Task instructions
Pick out every row below that contains the word "this", and copy each of those rows in full.

Records supplied
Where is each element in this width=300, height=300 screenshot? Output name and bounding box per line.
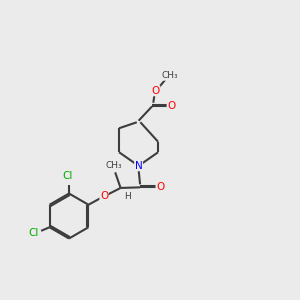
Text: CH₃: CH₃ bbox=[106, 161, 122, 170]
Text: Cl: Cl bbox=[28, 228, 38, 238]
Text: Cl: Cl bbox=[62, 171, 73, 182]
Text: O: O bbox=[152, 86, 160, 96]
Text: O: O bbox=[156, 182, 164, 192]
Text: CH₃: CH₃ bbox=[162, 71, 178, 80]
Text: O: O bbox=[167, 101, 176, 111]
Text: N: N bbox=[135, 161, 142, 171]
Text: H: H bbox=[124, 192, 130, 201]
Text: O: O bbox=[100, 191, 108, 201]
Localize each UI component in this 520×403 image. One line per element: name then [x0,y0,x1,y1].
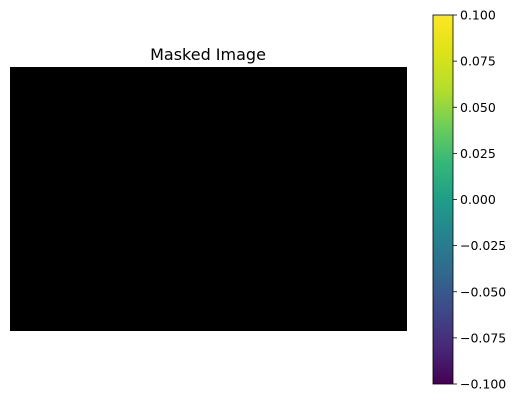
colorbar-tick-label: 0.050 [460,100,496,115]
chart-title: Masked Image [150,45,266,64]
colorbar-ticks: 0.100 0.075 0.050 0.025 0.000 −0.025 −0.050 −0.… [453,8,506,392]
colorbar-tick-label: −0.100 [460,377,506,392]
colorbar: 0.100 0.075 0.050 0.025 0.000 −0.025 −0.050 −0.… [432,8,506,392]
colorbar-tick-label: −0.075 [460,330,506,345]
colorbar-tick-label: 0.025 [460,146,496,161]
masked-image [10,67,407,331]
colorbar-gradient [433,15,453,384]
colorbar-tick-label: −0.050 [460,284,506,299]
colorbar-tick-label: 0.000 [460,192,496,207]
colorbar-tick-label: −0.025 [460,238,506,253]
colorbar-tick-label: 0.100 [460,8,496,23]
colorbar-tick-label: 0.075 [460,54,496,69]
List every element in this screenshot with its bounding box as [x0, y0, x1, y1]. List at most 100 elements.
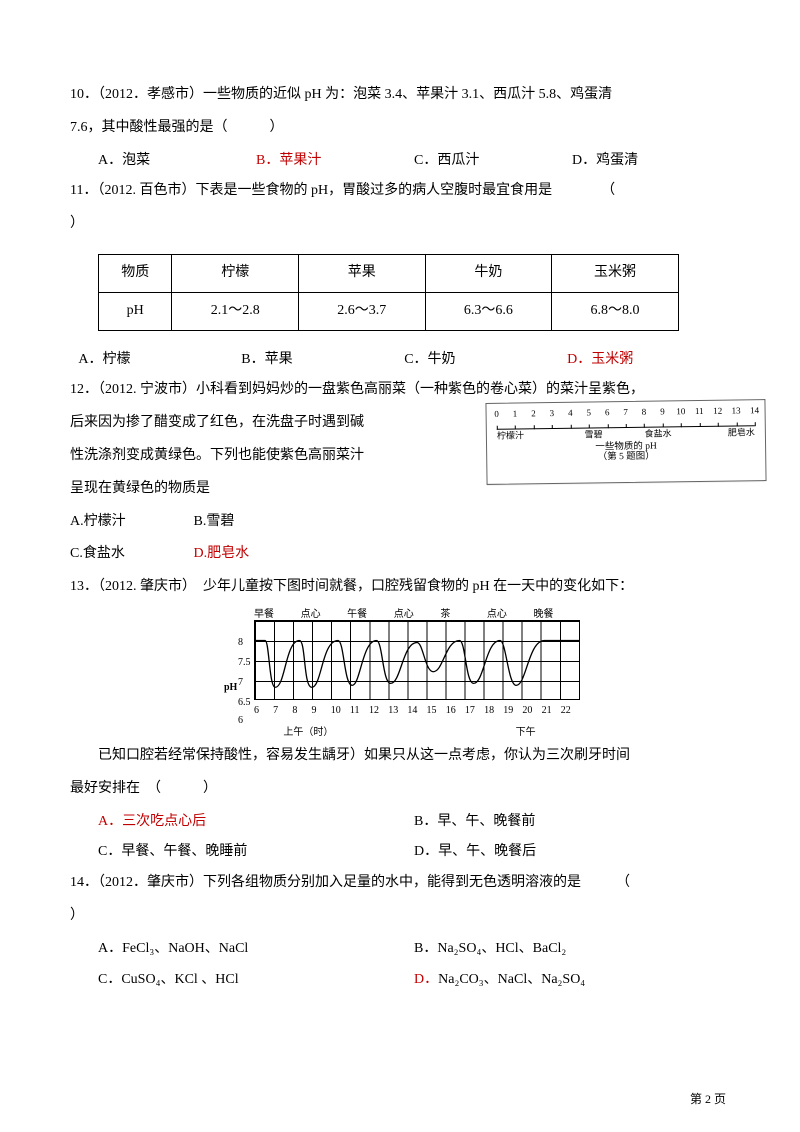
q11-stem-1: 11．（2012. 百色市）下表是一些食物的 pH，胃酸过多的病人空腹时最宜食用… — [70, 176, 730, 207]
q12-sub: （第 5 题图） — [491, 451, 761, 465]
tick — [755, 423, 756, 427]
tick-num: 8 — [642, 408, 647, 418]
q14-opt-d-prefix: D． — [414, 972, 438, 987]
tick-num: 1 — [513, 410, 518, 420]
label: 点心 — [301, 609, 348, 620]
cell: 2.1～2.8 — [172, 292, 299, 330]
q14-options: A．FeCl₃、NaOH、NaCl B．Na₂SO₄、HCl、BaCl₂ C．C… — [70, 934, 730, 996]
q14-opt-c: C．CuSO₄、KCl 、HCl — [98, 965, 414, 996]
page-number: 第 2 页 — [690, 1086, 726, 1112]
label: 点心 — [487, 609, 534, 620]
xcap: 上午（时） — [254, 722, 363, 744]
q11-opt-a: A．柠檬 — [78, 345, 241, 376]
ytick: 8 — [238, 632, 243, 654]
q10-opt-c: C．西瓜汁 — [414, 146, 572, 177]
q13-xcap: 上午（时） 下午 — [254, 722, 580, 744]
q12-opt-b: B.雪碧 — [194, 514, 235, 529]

Correct response
Where is each element in this width=300, height=300 screenshot? Output name and bounding box per line.
Localize each UI component in this 520×403 image. One line per element: name then [x0,y0,x1,y1].
List every element in this screenshot with its bounding box as [x0, y0, x1, y1]. List at most 100 elements.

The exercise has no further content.